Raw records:
* start *
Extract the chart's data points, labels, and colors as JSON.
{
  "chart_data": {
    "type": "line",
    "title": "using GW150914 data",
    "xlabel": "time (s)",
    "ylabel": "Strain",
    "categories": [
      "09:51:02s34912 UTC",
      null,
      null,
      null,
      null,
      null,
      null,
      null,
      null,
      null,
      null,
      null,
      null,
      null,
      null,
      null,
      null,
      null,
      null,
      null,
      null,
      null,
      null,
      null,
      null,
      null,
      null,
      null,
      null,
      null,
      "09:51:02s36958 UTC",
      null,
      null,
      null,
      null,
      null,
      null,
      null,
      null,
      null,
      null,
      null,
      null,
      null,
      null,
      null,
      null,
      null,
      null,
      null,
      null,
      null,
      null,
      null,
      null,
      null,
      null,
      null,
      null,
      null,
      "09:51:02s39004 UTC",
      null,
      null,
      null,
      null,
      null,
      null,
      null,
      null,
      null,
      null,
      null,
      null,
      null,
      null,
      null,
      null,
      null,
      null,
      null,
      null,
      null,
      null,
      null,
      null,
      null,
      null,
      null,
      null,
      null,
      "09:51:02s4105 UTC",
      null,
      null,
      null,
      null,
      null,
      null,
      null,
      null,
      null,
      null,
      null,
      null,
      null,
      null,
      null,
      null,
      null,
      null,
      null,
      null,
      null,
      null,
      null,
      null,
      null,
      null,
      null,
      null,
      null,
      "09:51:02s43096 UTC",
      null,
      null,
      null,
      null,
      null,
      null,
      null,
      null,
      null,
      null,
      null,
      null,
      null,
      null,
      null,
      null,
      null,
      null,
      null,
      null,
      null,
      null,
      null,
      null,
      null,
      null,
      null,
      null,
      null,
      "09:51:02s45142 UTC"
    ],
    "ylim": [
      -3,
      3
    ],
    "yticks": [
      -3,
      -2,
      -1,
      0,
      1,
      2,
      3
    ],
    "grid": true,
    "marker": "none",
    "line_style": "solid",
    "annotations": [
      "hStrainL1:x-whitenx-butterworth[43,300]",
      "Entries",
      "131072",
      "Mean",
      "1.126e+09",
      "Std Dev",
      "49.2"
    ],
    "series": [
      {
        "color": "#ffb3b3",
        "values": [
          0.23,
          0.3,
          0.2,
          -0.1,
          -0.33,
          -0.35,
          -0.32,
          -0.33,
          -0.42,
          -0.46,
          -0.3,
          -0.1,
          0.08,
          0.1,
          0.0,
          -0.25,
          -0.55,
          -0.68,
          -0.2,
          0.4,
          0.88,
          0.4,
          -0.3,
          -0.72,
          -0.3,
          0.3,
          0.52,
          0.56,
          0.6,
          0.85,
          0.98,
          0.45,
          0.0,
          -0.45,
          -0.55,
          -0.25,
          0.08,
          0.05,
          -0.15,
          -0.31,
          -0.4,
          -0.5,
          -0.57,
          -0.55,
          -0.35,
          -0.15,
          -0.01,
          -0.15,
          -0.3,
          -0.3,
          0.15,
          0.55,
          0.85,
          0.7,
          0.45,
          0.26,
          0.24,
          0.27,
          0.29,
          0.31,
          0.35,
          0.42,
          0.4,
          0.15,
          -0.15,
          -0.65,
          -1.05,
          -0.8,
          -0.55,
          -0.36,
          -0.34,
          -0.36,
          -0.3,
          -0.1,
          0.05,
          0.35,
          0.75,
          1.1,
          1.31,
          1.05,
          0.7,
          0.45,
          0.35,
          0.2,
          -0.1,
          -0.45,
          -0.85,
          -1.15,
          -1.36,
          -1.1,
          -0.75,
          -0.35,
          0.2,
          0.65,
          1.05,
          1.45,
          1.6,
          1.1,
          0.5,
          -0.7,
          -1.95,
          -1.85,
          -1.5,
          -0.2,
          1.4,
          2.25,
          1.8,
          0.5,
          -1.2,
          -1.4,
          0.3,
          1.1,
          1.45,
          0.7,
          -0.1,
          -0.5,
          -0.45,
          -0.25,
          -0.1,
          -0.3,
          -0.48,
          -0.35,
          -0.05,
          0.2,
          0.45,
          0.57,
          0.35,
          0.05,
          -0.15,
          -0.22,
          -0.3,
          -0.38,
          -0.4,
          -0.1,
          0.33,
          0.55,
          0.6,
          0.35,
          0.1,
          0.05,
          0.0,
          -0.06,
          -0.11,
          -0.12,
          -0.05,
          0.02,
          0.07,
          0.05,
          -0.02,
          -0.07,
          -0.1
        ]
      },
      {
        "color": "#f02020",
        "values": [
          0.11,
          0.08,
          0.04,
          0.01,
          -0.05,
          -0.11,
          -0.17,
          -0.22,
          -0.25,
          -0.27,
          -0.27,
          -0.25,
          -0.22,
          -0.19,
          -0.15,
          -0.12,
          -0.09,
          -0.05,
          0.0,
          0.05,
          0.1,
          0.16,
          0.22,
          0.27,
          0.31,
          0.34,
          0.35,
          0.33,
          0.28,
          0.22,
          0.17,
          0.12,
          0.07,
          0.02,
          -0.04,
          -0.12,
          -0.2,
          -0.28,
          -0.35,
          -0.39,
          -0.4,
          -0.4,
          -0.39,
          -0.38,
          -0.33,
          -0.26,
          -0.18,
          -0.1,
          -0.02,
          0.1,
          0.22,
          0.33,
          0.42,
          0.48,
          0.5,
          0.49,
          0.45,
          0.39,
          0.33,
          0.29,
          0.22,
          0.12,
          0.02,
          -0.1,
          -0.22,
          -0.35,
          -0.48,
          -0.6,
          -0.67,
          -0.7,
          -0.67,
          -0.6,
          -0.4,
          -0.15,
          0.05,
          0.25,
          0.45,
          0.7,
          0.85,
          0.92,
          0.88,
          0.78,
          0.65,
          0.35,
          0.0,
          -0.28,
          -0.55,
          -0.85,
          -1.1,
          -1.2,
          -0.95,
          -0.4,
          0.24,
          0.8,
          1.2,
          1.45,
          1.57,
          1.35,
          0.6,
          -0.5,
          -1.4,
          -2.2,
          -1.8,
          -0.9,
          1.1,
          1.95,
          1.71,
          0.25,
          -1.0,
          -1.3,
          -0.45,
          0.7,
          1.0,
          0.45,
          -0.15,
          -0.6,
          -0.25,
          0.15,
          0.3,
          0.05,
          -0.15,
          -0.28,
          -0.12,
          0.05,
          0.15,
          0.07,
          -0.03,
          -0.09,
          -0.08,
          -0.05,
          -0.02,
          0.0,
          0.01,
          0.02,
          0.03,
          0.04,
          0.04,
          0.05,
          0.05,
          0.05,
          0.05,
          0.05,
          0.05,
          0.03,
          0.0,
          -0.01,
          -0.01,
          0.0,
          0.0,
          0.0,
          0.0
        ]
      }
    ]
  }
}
* end *
* start *
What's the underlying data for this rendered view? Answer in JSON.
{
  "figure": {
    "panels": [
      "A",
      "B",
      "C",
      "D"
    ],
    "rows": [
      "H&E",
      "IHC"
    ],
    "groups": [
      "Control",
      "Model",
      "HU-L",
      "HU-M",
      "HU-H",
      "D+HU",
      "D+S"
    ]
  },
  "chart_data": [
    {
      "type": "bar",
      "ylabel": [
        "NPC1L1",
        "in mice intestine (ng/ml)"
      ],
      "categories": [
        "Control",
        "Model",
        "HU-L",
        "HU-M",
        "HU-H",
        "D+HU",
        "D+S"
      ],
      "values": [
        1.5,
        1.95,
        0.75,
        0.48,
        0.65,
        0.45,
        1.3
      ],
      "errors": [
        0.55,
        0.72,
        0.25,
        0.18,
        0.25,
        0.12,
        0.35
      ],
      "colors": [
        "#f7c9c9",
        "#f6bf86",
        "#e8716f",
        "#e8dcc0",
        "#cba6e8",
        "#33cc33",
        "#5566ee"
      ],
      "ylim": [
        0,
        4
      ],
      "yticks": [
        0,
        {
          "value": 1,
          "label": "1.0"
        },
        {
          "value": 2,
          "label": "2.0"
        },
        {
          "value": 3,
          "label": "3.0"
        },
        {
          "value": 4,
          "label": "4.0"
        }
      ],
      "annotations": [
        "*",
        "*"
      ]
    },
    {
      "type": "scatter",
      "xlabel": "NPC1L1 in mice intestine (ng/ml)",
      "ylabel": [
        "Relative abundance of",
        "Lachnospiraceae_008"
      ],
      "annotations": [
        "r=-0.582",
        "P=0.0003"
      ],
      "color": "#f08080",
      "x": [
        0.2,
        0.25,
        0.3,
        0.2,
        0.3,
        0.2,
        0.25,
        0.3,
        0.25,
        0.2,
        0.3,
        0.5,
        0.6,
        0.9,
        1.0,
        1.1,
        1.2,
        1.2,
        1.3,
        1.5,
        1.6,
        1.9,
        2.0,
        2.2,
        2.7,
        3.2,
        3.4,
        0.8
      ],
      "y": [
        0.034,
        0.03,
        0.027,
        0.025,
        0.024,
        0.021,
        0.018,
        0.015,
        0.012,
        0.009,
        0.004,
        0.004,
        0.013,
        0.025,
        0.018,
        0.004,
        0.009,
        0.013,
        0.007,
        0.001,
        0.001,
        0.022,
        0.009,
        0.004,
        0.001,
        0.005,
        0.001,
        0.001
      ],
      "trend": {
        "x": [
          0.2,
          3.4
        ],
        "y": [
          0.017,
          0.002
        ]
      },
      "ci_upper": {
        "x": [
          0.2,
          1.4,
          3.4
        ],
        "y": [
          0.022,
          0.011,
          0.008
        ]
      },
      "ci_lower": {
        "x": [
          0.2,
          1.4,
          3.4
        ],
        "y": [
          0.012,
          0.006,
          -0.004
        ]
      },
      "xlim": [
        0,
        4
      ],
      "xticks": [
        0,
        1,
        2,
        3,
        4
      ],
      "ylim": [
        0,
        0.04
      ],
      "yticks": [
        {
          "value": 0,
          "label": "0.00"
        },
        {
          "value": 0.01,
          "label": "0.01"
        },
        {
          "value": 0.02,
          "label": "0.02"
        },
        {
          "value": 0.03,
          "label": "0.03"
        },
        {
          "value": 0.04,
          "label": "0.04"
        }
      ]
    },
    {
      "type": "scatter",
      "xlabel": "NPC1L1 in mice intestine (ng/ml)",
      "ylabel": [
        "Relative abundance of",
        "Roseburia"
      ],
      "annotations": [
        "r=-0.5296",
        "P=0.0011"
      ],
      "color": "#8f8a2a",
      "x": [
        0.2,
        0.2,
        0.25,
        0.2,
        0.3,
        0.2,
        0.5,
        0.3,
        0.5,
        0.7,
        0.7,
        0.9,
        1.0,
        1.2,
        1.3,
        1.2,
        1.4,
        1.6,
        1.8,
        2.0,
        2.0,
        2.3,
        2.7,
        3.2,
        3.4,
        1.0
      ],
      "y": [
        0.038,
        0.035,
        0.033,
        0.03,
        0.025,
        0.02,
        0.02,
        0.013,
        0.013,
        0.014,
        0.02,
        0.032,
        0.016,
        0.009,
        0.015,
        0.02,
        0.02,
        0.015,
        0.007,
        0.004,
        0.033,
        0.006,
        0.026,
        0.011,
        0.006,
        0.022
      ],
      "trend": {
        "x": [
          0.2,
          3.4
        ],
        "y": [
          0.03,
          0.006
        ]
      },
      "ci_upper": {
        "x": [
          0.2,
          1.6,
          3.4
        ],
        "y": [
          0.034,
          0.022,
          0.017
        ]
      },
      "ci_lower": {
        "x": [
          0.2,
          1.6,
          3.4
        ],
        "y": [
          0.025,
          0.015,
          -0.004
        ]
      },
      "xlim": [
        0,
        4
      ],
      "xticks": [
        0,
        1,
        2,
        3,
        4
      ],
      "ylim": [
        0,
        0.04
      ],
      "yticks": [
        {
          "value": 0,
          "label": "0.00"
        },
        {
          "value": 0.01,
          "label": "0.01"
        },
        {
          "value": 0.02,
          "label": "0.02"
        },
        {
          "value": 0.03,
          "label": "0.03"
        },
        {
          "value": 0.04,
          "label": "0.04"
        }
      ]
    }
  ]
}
* end *
Written exercise -> Where a line in the entries holds "colors", copy that line.

Response to this task ->
Extract the chart's data points, labels, and colors as JSON.
      "colors": [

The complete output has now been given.